§ PAGE EXTRACT
Why Spanking Wives and Other Types of Domestic Discipline Is Abusive (2024)

The domestic discipline movement encourages wife-spanking as discipline. But many researchers argue that allowing husbands this type of authority in marriage represents spousal abuse and can destroy the self-esteem and dignity of the person being spanked.

Yet, it's not Biblically sound despite what supporters say. Here's a closer look at how the practice represents a form of domestic abuse.

Why Spanking Wives and Other Types of Domestic Discipline Is Abusive (1)

What Is Domestic Discipline?

Domestic discipline, or Christian domestic discipline as it is sometimes called, is a heterosexual marriage lifestyle that encourages husbands (who are considered the head of the household or HoH) to spank their wives for mistakes or misbehavior.

While most of the discipline in this type of relationship involves spanking, people who engage in the practice may incorporate other forms of discipline as well. An example includes forcing a partner to stand in the corner in time out.

Sometimes the HoH requires them to ask permission to do simple things like drive the car or visit with friends. Additionally, they typically have complete control over all the decision-making and often controls the purse strings as well.

Most researchers assert that domestic discipline is nothing more than a justification for abuse in a relationship.

After all, the very nature of the practice gives the husband (or the HoH) all the power and control in the relationship while also justifying physical violence or spanking of the wife (or the TiH, "taken in hand").

What's more, spanking is not only painful, but it's also belittling, dehumanizing, and traumatizing. These things can impact the wife's self-esteem and identity—communicating that she is childlike and must be disciplined.

Likewise, domestic discipline communicates that she deserves to be punished for making mistakes or not living up to her husband's expectations. These beliefs are in line with what most abusive partners assert—that she deserves it or that she brought it upon herself.

§ TASKS TO COMPLETE
1 – Copy the whole article on domestic discipline word for word.
2 – Repeat the listing below starting at its first line and ending at the line containing "y-tick-label: 0.1 [57, 684, 72, 698]", and give only those lines.

§ DATA SHOWN
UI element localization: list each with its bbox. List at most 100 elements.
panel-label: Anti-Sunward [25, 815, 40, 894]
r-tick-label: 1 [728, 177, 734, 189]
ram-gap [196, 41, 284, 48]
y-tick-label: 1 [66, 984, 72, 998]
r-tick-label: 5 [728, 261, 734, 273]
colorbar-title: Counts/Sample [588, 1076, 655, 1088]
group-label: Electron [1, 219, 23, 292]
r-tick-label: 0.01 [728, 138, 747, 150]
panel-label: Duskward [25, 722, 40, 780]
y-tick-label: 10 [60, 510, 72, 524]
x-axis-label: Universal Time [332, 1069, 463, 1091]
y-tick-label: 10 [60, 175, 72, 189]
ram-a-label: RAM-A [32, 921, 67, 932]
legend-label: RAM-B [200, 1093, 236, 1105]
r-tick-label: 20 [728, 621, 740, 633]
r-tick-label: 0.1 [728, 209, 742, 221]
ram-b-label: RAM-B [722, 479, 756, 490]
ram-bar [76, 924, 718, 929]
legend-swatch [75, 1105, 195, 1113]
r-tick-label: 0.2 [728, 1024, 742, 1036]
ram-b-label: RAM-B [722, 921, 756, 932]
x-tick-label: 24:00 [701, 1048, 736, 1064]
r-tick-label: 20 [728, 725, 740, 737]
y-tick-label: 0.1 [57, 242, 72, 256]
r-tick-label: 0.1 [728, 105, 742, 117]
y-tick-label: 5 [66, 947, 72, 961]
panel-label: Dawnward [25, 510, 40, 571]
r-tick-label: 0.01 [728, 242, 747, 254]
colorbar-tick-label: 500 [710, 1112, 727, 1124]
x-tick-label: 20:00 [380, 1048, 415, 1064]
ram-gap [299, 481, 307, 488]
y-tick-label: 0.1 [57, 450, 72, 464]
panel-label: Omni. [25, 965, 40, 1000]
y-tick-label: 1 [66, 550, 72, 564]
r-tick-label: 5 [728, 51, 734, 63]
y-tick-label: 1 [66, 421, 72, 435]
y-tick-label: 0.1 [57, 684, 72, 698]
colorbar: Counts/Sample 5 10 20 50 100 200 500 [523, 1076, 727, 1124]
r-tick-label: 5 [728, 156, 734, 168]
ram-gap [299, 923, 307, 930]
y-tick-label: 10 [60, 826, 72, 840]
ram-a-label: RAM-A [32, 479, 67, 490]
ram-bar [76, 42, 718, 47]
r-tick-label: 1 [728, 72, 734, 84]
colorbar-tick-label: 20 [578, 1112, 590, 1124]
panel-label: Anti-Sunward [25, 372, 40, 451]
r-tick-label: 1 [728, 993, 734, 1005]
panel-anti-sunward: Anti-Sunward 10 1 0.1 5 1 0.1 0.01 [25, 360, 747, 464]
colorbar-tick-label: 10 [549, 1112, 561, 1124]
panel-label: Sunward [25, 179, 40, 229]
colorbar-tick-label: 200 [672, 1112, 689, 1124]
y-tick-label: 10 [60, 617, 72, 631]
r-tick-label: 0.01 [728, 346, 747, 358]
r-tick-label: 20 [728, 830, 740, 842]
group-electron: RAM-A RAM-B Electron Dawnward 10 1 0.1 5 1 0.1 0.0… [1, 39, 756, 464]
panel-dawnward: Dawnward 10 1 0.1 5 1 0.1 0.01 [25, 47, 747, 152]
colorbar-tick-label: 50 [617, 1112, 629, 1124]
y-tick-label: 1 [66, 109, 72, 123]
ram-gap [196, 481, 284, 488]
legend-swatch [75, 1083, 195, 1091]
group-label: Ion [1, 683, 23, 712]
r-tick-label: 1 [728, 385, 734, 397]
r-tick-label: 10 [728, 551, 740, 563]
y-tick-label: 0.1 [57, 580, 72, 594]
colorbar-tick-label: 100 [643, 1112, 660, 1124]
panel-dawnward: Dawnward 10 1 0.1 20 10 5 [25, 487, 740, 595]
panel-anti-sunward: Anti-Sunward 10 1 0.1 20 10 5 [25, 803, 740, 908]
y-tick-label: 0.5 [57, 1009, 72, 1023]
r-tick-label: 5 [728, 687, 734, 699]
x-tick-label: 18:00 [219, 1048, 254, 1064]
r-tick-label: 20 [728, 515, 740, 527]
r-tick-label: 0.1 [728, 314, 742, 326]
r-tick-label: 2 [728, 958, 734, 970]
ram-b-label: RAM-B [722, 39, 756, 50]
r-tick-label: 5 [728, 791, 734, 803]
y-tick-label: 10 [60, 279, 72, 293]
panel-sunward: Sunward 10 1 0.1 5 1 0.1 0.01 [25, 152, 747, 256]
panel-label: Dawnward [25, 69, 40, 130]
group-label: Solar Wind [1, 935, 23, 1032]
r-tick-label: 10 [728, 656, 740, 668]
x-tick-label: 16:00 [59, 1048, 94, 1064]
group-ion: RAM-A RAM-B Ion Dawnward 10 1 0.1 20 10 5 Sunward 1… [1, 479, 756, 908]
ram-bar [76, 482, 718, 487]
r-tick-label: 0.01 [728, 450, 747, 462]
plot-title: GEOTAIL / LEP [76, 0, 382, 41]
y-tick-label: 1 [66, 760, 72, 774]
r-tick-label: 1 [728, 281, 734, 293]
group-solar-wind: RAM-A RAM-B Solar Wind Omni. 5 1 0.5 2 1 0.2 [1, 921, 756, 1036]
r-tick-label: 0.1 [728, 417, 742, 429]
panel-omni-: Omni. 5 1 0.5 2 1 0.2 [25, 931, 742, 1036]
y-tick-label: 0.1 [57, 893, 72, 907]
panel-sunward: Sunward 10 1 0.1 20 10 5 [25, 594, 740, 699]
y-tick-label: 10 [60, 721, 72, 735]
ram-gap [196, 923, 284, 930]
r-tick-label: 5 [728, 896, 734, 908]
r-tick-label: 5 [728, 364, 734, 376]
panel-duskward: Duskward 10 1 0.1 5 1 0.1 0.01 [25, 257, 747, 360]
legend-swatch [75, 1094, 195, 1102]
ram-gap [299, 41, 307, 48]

§ WRITTEN ANSWERS
1 –
Why Spanking Wives and Other Types of Domestic Discipline Is Abusive (2024)

The domestic discipline movement encourages wife-spanking as discipline. But many researchers argue that allowing husbands this type of authority in marriage represents spousal abuse and can destroy the self-esteem and dignity of the person being spanked.

Yet, it's not Biblically sound despite what supporters say. Here's a closer look at how the practice represents a form of domestic abuse.

Why Spanking Wives and Other Types of Domestic Discipline Is Abusive (1)

What Is Domestic Discipline?

Domestic discipline, or Christian domestic discipline as it is sometimes called, is a heterosexual marriage lifestyle that encourages husbands (who are considered the head of the household or HoH) to spank their wives for mistakes or misbehavior.

While most of the discipline in this type of relationship involves spanking, people who engage in the practice may incorporate other forms of discipline as well. An example includes forcing a partner to stand in the corner in time out.

Sometimes the HoH requires them to ask permission to do simple things like drive the car or visit with friends. Additionally, they typically have complete control over all the decision-making and often controls the purse strings as well.

Most researchers assert that domestic discipline is nothing more than a justification for abuse in a relationship.

After all, the very nature of the practice gives the husband (or the HoH) all the power and control in the relationship while also justifying physical violence or spanking of the wife (or the TiH, "taken in hand").

What's more, spanking is not only painful, but it's also belittling, dehumanizing, and traumatizing. These things can impact the wife's self-esteem and identity—communicating that she is childlike and must be disciplined.

Likewise, domestic discipline communicates that she deserves to be punished for making mistakes or not living up to her husband's expectations. These beliefs are in line with what most abusive partners assert—that she deserves it or that she brought it upon herself.

2 –
UI element localization: list each with its bbox. List at most 100 elements.
panel-label: Anti-Sunward [25, 815, 40, 894]
r-tick-label: 1 [728, 177, 734, 189]
ram-gap [196, 41, 284, 48]
y-tick-label: 1 [66, 984, 72, 998]
r-tick-label: 5 [728, 261, 734, 273]
colorbar-title: Counts/Sample [588, 1076, 655, 1088]
group-label: Electron [1, 219, 23, 292]
r-tick-label: 0.01 [728, 138, 747, 150]
panel-label: Duskward [25, 722, 40, 780]
y-tick-label: 10 [60, 510, 72, 524]
x-axis-label: Universal Time [332, 1069, 463, 1091]
y-tick-label: 10 [60, 175, 72, 189]
ram-a-label: RAM-A [32, 921, 67, 932]
legend-label: RAM-B [200, 1093, 236, 1105]
r-tick-label: 20 [728, 621, 740, 633]
r-tick-label: 0.1 [728, 209, 742, 221]
ram-b-label: RAM-B [722, 479, 756, 490]
ram-bar [76, 924, 718, 929]
legend-swatch [75, 1105, 195, 1113]
r-tick-label: 0.2 [728, 1024, 742, 1036]
ram-b-label: RAM-B [722, 921, 756, 932]
x-tick-label: 24:00 [701, 1048, 736, 1064]
r-tick-label: 20 [728, 725, 740, 737]
y-tick-label: 0.1 [57, 242, 72, 256]
r-tick-label: 0.1 [728, 105, 742, 117]
y-tick-label: 5 [66, 947, 72, 961]
panel-label: Dawnward [25, 510, 40, 571]
r-tick-label: 0.01 [728, 242, 747, 254]
colorbar-tick-label: 500 [710, 1112, 727, 1124]
x-tick-label: 20:00 [380, 1048, 415, 1064]
ram-gap [299, 481, 307, 488]
y-tick-label: 0.1 [57, 450, 72, 464]
panel-label: Omni. [25, 965, 40, 1000]
y-tick-label: 1 [66, 550, 72, 564]
r-tick-label: 5 [728, 51, 734, 63]
y-tick-label: 1 [66, 421, 72, 435]
y-tick-label: 0.1 [57, 684, 72, 698]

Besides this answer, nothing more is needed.